Only the number is needed: how many lines contain the word "Disability"?

———

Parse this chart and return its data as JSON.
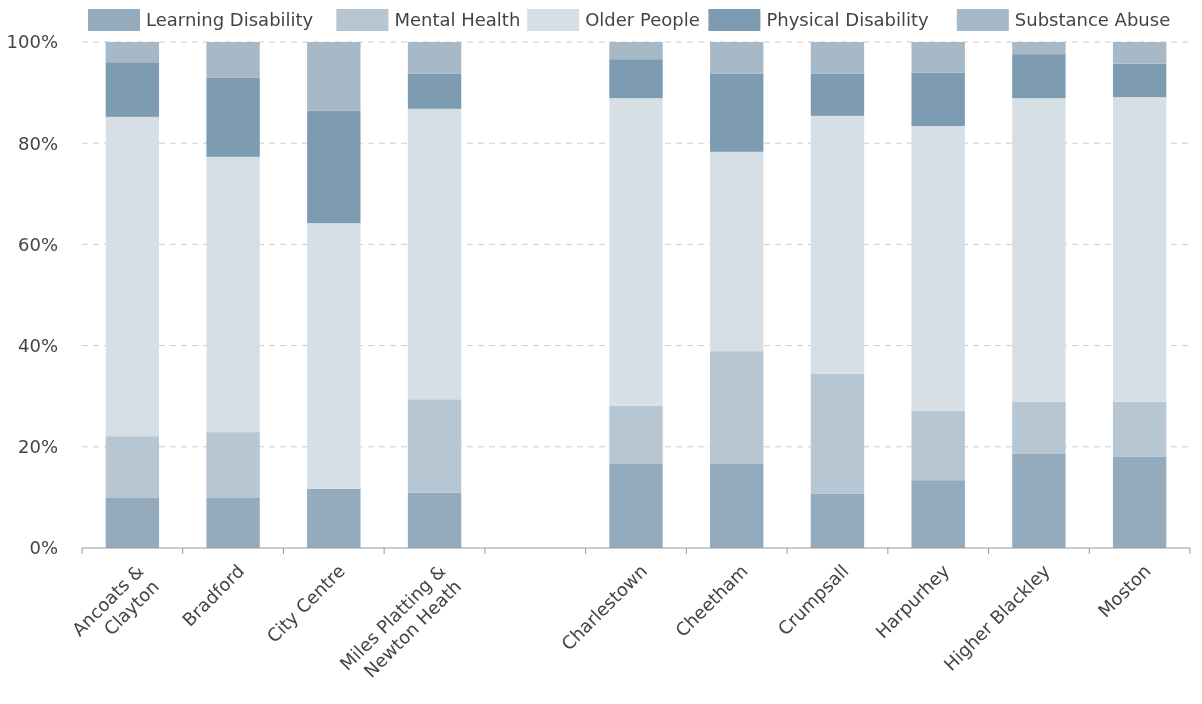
{
  "chart_data": {
    "type": "bar",
    "stacked": true,
    "categories": [
      "Ancoats &\nClayton",
      "Bradford",
      "City Centre",
      "Miles Platting &\nNewton Heath",
      null,
      "Charlestown",
      "Cheetham",
      "Crumpsall",
      "Harpurhey",
      "Higher Blackley",
      "Moston"
    ],
    "series": [
      {
        "name": "Learning Disability",
        "color": "#94aabd",
        "values": [
          10,
          10,
          11.7,
          10.9,
          null,
          16.6,
          16.6,
          10.7,
          13.4,
          18.6,
          18
        ]
      },
      {
        "name": "Mental Health",
        "color": "#b6c6d2",
        "values": [
          12.1,
          12.9,
          0,
          18.5,
          null,
          11.5,
          22.3,
          23.7,
          13.7,
          10.3,
          10.9
        ]
      },
      {
        "name": "Older People",
        "color": "#d7dfe6",
        "values": [
          63.1,
          54.4,
          52.5,
          57.4,
          null,
          60.8,
          39.4,
          51,
          56.3,
          60,
          60.2
        ]
      },
      {
        "name": "Physical Disability",
        "color": "#7d9cb1",
        "values": [
          10.8,
          15.6,
          22.2,
          6.9,
          null,
          7.7,
          15.4,
          8.3,
          10.5,
          8.7,
          6.6
        ]
      },
      {
        "name": "Substance Abuse",
        "color": "#a7b8c7",
        "values": [
          4,
          7.1,
          13.6,
          6.3,
          null,
          3.4,
          6.3,
          6.3,
          6.1,
          2.4,
          4.3
        ]
      }
    ],
    "ylim": [
      0,
      100
    ],
    "yticks": [
      {
        "value": 0,
        "label": "0%"
      },
      {
        "value": 20,
        "label": "20%"
      },
      {
        "value": 40,
        "label": "40%"
      },
      {
        "value": 60,
        "label": "60%"
      },
      {
        "value": 80,
        "label": "80%"
      },
      {
        "value": 100,
        "label": "100%"
      }
    ],
    "grid": "y",
    "legend": "top"
  }
}
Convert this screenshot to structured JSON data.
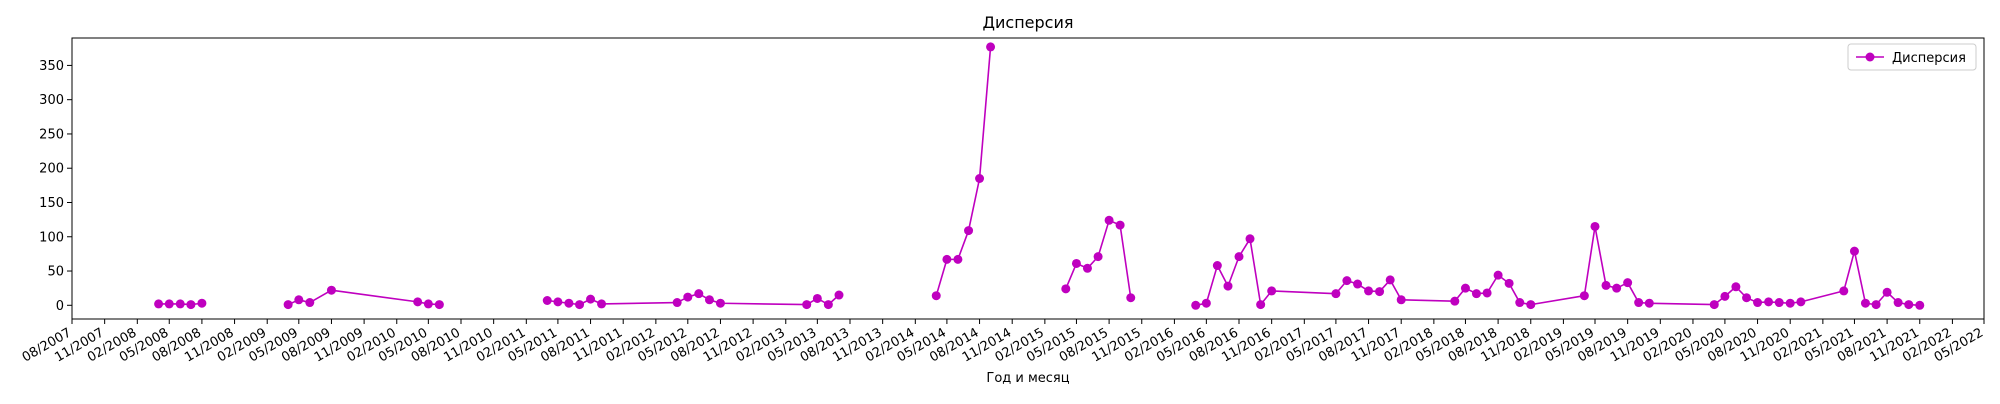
{
  "chart_data": {
    "type": "line",
    "title": "Дисперсия",
    "xlabel": "Год и месяц",
    "ylabel": "",
    "legend_position": "top-right",
    "grid": false,
    "color": "#bf00bf",
    "xlim": [
      "2007-08-01",
      "2022-05-01"
    ],
    "ylim": [
      -20,
      390
    ],
    "yticks": [
      0,
      50,
      100,
      150,
      200,
      250,
      300,
      350
    ],
    "xtick_labels": [
      "08/2007",
      "11/2007",
      "02/2008",
      "05/2008",
      "08/2008",
      "11/2008",
      "02/2009",
      "05/2009",
      "08/2009",
      "11/2009",
      "02/2010",
      "05/2010",
      "08/2010",
      "11/2010",
      "02/2011",
      "05/2011",
      "08/2011",
      "11/2011",
      "02/2012",
      "05/2012",
      "08/2012",
      "11/2012",
      "02/2013",
      "05/2013",
      "08/2013",
      "11/2013",
      "02/2014",
      "05/2014",
      "08/2014",
      "11/2014",
      "02/2015",
      "05/2015",
      "08/2015",
      "11/2015",
      "02/2016",
      "05/2016",
      "08/2016",
      "11/2016",
      "02/2017",
      "05/2017",
      "08/2017",
      "11/2017",
      "02/2018",
      "05/2018",
      "08/2018",
      "11/2018",
      "02/2019",
      "05/2019",
      "08/2019",
      "11/2019",
      "02/2020",
      "05/2020",
      "08/2020",
      "11/2020",
      "02/2021",
      "05/2021",
      "08/2021",
      "11/2021",
      "02/2022",
      "05/2022"
    ],
    "series": [
      {
        "name": "Дисперсия",
        "segments": [
          [
            [
              "2008-04-01",
              2
            ],
            [
              "2008-05-01",
              2
            ],
            [
              "2008-06-01",
              2
            ],
            [
              "2008-07-01",
              1
            ],
            [
              "2008-08-01",
              3
            ]
          ],
          [
            [
              "2009-04-01",
              1
            ],
            [
              "2009-05-01",
              8
            ],
            [
              "2009-06-01",
              4
            ],
            [
              "2009-08-01",
              22
            ],
            [
              "2010-04-01",
              5
            ],
            [
              "2010-05-01",
              2
            ],
            [
              "2010-06-01",
              1
            ]
          ],
          [
            [
              "2011-04-01",
              7
            ],
            [
              "2011-05-01",
              5
            ],
            [
              "2011-06-01",
              3
            ],
            [
              "2011-07-01",
              1
            ],
            [
              "2011-08-01",
              9
            ],
            [
              "2011-09-01",
              2
            ],
            [
              "2012-04-01",
              4
            ],
            [
              "2012-05-01",
              12
            ],
            [
              "2012-06-01",
              17
            ],
            [
              "2012-07-01",
              8
            ],
            [
              "2012-08-01",
              3
            ],
            [
              "2013-04-01",
              1
            ],
            [
              "2013-05-01",
              10
            ],
            [
              "2013-06-01",
              1
            ],
            [
              "2013-07-01",
              15
            ]
          ],
          [
            [
              "2014-04-01",
              14
            ],
            [
              "2014-05-01",
              67
            ],
            [
              "2014-06-01",
              67
            ],
            [
              "2014-07-01",
              109
            ],
            [
              "2014-08-01",
              185
            ],
            [
              "2014-09-01",
              377
            ]
          ],
          [
            [
              "2015-04-01",
              24
            ],
            [
              "2015-05-01",
              61
            ],
            [
              "2015-06-01",
              54
            ],
            [
              "2015-07-01",
              71
            ],
            [
              "2015-08-01",
              124
            ],
            [
              "2015-09-01",
              117
            ],
            [
              "2015-10-01",
              11
            ]
          ],
          [
            [
              "2016-04-01",
              0
            ],
            [
              "2016-05-01",
              3
            ],
            [
              "2016-06-01",
              58
            ],
            [
              "2016-07-01",
              28
            ],
            [
              "2016-08-01",
              71
            ],
            [
              "2016-09-01",
              97
            ],
            [
              "2016-10-01",
              1
            ],
            [
              "2016-11-01",
              21
            ],
            [
              "2017-05-01",
              17
            ],
            [
              "2017-06-01",
              36
            ],
            [
              "2017-07-01",
              31
            ],
            [
              "2017-08-01",
              21
            ],
            [
              "2017-09-01",
              20
            ],
            [
              "2017-10-01",
              37
            ],
            [
              "2017-11-01",
              8
            ],
            [
              "2018-04-01",
              6
            ],
            [
              "2018-05-01",
              25
            ],
            [
              "2018-06-01",
              17
            ],
            [
              "2018-07-01",
              18
            ],
            [
              "2018-08-01",
              44
            ],
            [
              "2018-09-01",
              32
            ],
            [
              "2018-10-01",
              4
            ],
            [
              "2018-11-01",
              1
            ],
            [
              "2019-04-01",
              14
            ],
            [
              "2019-05-01",
              115
            ],
            [
              "2019-06-01",
              29
            ],
            [
              "2019-07-01",
              25
            ],
            [
              "2019-08-01",
              33
            ],
            [
              "2019-09-01",
              4
            ],
            [
              "2019-10-01",
              3
            ],
            [
              "2020-04-01",
              1
            ],
            [
              "2020-05-01",
              13
            ],
            [
              "2020-06-01",
              27
            ],
            [
              "2020-07-01",
              11
            ],
            [
              "2020-08-01",
              4
            ],
            [
              "2020-09-01",
              5
            ],
            [
              "2020-10-01",
              4
            ],
            [
              "2020-11-01",
              3
            ],
            [
              "2020-12-01",
              5
            ],
            [
              "2021-04-01",
              21
            ],
            [
              "2021-05-01",
              79
            ],
            [
              "2021-06-01",
              3
            ],
            [
              "2021-07-01",
              1
            ],
            [
              "2021-08-01",
              19
            ],
            [
              "2021-09-01",
              4
            ],
            [
              "2021-10-01",
              1
            ],
            [
              "2021-11-01",
              0
            ]
          ]
        ]
      }
    ]
  }
}
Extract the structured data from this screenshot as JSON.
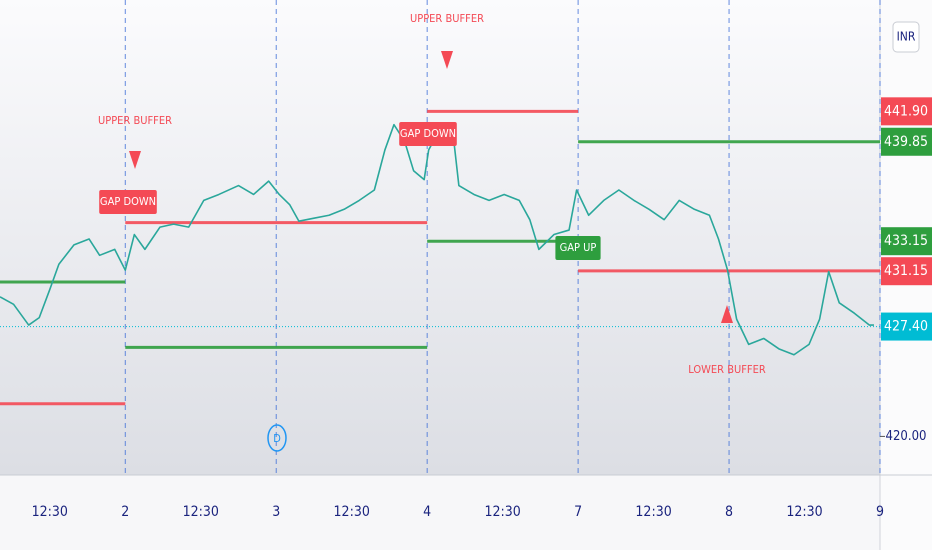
{
  "chart_data": {
    "type": "line",
    "currency": "INR",
    "x": [
      0.17,
      0.26,
      0.36,
      0.43,
      0.5,
      0.56,
      0.66,
      0.76,
      0.83,
      0.93,
      1.0,
      1.06,
      1.13,
      1.23,
      1.32,
      1.42,
      1.52,
      1.62,
      1.75,
      1.85,
      1.95,
      2.02,
      2.09,
      2.15,
      2.25,
      2.35,
      2.45,
      2.55,
      2.65,
      2.72,
      2.78,
      2.85,
      2.91,
      2.98,
      3.01,
      3.08,
      3.18,
      3.21,
      3.31,
      3.41,
      3.51,
      3.61,
      3.68,
      3.74,
      3.84,
      3.94,
      3.99,
      4.07,
      4.17,
      4.27,
      4.37,
      4.47,
      4.57,
      4.67,
      4.77,
      4.87,
      4.93,
      4.99,
      5.05,
      5.13,
      5.23,
      5.33,
      5.43,
      5.53,
      5.6,
      5.66,
      5.73,
      5.83,
      5.93,
      5.96
    ],
    "values": [
      429.4,
      428.9,
      427.5,
      428.0,
      429.9,
      431.6,
      432.9,
      433.3,
      432.2,
      432.6,
      431.2,
      433.6,
      432.6,
      434.1,
      434.3,
      434.1,
      435.9,
      436.3,
      436.9,
      436.3,
      437.2,
      436.3,
      435.6,
      434.5,
      434.7,
      434.9,
      435.3,
      435.9,
      436.6,
      439.3,
      441.0,
      439.9,
      437.9,
      437.3,
      439.3,
      440.6,
      439.6,
      436.9,
      436.3,
      435.9,
      436.3,
      435.9,
      434.6,
      432.6,
      433.6,
      433.9,
      436.6,
      434.9,
      435.9,
      436.6,
      435.9,
      435.3,
      434.6,
      435.9,
      435.3,
      434.9,
      433.3,
      431.2,
      427.9,
      426.2,
      426.6,
      425.9,
      425.5,
      426.2,
      427.9,
      431.1,
      429.0,
      428.3,
      427.5,
      427.5
    ],
    "color": "#2aa79b",
    "xlim": [
      0.17,
      6.0
    ],
    "ylim": [
      417.4,
      449.4
    ],
    "xticks": [
      {
        "value": 0.5,
        "label": "12:30"
      },
      {
        "value": 1,
        "label": "2"
      },
      {
        "value": 1.5,
        "label": "12:30"
      },
      {
        "value": 2,
        "label": "3"
      },
      {
        "value": 2.5,
        "label": "12:30"
      },
      {
        "value": 3,
        "label": "4"
      },
      {
        "value": 3.5,
        "label": "12:30"
      },
      {
        "value": 4,
        "label": "7"
      },
      {
        "value": 4.5,
        "label": "12:30"
      },
      {
        "value": 5,
        "label": "8"
      },
      {
        "value": 5.5,
        "label": "12:30"
      },
      {
        "value": 6,
        "label": "9"
      }
    ],
    "yticks": [
      {
        "value": 420,
        "label": "420.00"
      }
    ],
    "levels": [
      {
        "value": 430.4,
        "from": 0.17,
        "to": 1,
        "color": "#2e9e3e"
      },
      {
        "value": 422.2,
        "from": 0.17,
        "to": 1,
        "color": "#f44a55"
      },
      {
        "value": 434.4,
        "from": 1,
        "to": 3,
        "color": "#f44a55"
      },
      {
        "value": 426.0,
        "from": 1,
        "to": 3,
        "color": "#2e9e3e"
      },
      {
        "value": 441.9,
        "label": "441.90",
        "from": 3,
        "to": 4,
        "color": "#f44a55"
      },
      {
        "value": 433.15,
        "label": "433.15",
        "from": 3,
        "to": 4,
        "color": "#2e9e3e"
      },
      {
        "value": 439.85,
        "label": "439.85",
        "from": 4,
        "to": 6,
        "color": "#2e9e3e"
      },
      {
        "value": 431.15,
        "label": "431.15",
        "from": 4,
        "to": 6,
        "color": "#f44a55"
      }
    ],
    "last_price": {
      "value": 427.4,
      "label": "427.40",
      "color": "#00bcd4"
    },
    "annotations": [
      {
        "text": "UPPER BUFFER",
        "color": "#f44a55"
      },
      {
        "text": "GAP DOWN",
        "color": "#f44a55"
      },
      {
        "text": "UPPER BUFFER",
        "color": "#f44a55"
      },
      {
        "text": "GAP DOWN",
        "color": "#f44a55"
      },
      {
        "text": "GAP UP",
        "color": "#2e9e3e"
      },
      {
        "text": "LOWER BUFFER",
        "color": "#f44a55"
      }
    ],
    "marker": "D"
  }
}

———

■ PROBLEM SOLUTION ■
2